-- DATA LINES --
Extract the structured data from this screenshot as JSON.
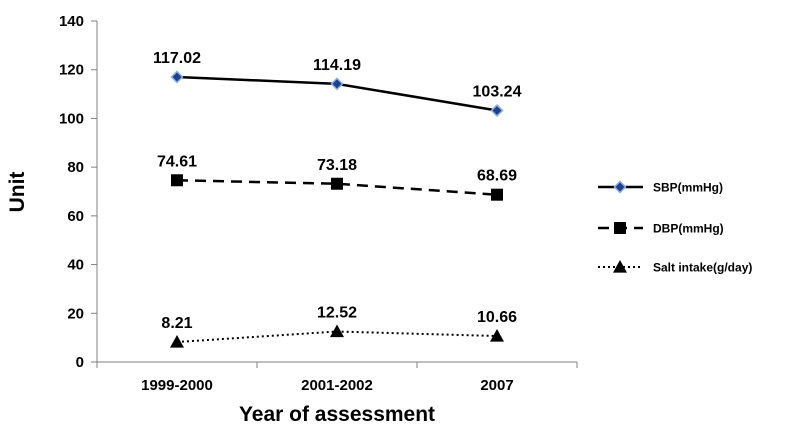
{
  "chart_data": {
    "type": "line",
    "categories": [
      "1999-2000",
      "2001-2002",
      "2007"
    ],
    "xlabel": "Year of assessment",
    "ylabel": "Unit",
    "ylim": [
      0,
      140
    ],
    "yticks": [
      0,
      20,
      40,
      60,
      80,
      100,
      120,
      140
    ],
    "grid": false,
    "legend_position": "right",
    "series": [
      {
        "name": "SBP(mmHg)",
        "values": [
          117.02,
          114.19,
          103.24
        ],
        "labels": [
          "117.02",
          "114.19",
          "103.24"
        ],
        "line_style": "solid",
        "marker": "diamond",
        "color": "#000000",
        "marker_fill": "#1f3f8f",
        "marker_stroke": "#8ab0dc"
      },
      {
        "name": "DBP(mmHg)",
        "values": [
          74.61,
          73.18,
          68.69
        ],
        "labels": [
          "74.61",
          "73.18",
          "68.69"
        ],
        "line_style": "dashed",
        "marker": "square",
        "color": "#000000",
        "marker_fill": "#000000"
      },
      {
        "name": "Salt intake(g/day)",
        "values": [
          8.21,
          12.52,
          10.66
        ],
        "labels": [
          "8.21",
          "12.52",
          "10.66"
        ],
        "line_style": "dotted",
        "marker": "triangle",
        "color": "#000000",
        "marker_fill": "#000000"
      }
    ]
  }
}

-- SHORT PROBLEM --
Reproduce all of the material exactly, apart from the pictures.

-- FINISHED TASK --
Extract the structured data from this screenshot as JSON.
{
  "chart_data": {
    "type": "line",
    "categories": [
      "1999-2000",
      "2001-2002",
      "2007"
    ],
    "xlabel": "Year of assessment",
    "ylabel": "Unit",
    "ylim": [
      0,
      140
    ],
    "yticks": [
      0,
      20,
      40,
      60,
      80,
      100,
      120,
      140
    ],
    "grid": false,
    "legend_position": "right",
    "series": [
      {
        "name": "SBP(mmHg)",
        "values": [
          117.02,
          114.19,
          103.24
        ],
        "labels": [
          "117.02",
          "114.19",
          "103.24"
        ],
        "line_style": "solid",
        "marker": "diamond",
        "color": "#000000",
        "marker_fill": "#1f3f8f",
        "marker_stroke": "#8ab0dc"
      },
      {
        "name": "DBP(mmHg)",
        "values": [
          74.61,
          73.18,
          68.69
        ],
        "labels": [
          "74.61",
          "73.18",
          "68.69"
        ],
        "line_style": "dashed",
        "marker": "square",
        "color": "#000000",
        "marker_fill": "#000000"
      },
      {
        "name": "Salt intake(g/day)",
        "values": [
          8.21,
          12.52,
          10.66
        ],
        "labels": [
          "8.21",
          "12.52",
          "10.66"
        ],
        "line_style": "dotted",
        "marker": "triangle",
        "color": "#000000",
        "marker_fill": "#000000"
      }
    ]
  }
}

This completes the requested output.